- _Written instruction_
Below you will find a set of lines. Repeat them all exactly.

* start Data for the task *

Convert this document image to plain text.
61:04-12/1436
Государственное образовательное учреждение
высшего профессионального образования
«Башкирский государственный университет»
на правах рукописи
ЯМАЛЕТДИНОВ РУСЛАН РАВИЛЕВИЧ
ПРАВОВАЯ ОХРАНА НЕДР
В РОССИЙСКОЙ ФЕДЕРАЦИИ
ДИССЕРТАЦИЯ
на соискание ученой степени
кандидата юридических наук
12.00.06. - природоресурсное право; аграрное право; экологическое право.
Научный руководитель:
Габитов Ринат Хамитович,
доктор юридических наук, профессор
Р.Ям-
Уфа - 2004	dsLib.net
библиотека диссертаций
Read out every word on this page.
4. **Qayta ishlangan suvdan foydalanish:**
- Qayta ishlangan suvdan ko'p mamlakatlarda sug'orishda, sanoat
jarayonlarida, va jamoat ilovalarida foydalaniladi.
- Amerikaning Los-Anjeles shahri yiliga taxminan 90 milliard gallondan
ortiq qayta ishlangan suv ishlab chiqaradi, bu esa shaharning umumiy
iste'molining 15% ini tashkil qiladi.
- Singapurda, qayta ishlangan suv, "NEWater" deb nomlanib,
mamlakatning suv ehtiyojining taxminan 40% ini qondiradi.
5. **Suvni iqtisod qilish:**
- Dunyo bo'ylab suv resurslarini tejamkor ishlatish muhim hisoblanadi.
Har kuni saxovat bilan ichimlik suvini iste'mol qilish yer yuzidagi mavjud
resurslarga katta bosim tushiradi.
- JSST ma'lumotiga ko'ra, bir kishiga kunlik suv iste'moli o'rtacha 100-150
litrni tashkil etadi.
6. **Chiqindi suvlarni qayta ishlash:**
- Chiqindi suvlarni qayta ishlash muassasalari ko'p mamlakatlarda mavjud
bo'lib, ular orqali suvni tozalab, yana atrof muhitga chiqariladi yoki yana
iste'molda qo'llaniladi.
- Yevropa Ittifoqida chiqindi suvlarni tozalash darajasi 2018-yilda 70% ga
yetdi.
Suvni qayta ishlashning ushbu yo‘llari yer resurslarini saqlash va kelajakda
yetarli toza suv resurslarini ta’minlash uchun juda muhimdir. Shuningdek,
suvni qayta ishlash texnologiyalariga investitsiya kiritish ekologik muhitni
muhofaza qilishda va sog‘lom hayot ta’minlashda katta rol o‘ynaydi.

* end Data for the task *

- _Solution for this exercise_
Convert this document image to plain text.
61:04-12/1436
Государственное образовательное учреждение
высшего профессионального образования
«Башкирский государственный университет»
на правах рукописи
ЯМАЛЕТДИНОВ РУСЛАН РАВИЛЕВИЧ
ПРАВОВАЯ ОХРАНА НЕДР
В РОССИЙСКОЙ ФЕДЕРАЦИИ
ДИССЕРТАЦИЯ
на соискание ученой степени
кандидата юридических наук
12.00.06. - природоресурсное право; аграрное право; экологическое право.
Научный руководитель:
Габитов Ринат Хамитович,
доктор юридических наук, профессор
Р.Ям-
Уфа - 2004	dsLib.net
библиотека диссертаций
Read out every word on this page.
4. **Qayta ishlangan suvdan foydalanish:**
- Qayta ishlangan suvdan ko'p mamlakatlarda sug'orishda, sanoat
jarayonlarida, va jamoat ilovalarida foydalaniladi.
- Amerikaning Los-Anjeles shahri yiliga taxminan 90 milliard gallondan
ortiq qayta ishlangan suv ishlab chiqaradi, bu esa shaharning umumiy
iste'molining 15% ini tashkil qiladi.
- Singapurda, qayta ishlangan suv, "NEWater" deb nomlanib,
mamlakatning suv ehtiyojining taxminan 40% ini qondiradi.
5. **Suvni iqtisod qilish:**
- Dunyo bo'ylab suv resurslarini tejamkor ishlatish muhim hisoblanadi.
Har kuni saxovat bilan ichimlik suvini iste'mol qilish yer yuzidagi mavjud
resurslarga katta bosim tushiradi.
- JSST ma'lumotiga ko'ra, bir kishiga kunlik suv iste'moli o'rtacha 100-150
litrni tashkil etadi.
6. **Chiqindi suvlarni qayta ishlash:**
- Chiqindi suvlarni qayta ishlash muassasalari ko'p mamlakatlarda mavjud
bo'lib, ular orqali suvni tozalab, yana atrof muhitga chiqariladi yoki yana
iste'molda qo'llaniladi.
- Yevropa Ittifoqida chiqindi suvlarni tozalash darajasi 2018-yilda 70% ga
yetdi.
Suvni qayta ishlashning ushbu yo‘llari yer resurslarini saqlash va kelajakda
yetarli toza suv resurslarini ta’minlash uchun juda muhimdir. Shuningdek,
suvni qayta ishlash texnologiyalariga investitsiya kiritish ekologik muhitni
muhofaza qilishda va sog‘lom hayot ta’minlashda katta rol o‘ynaydi.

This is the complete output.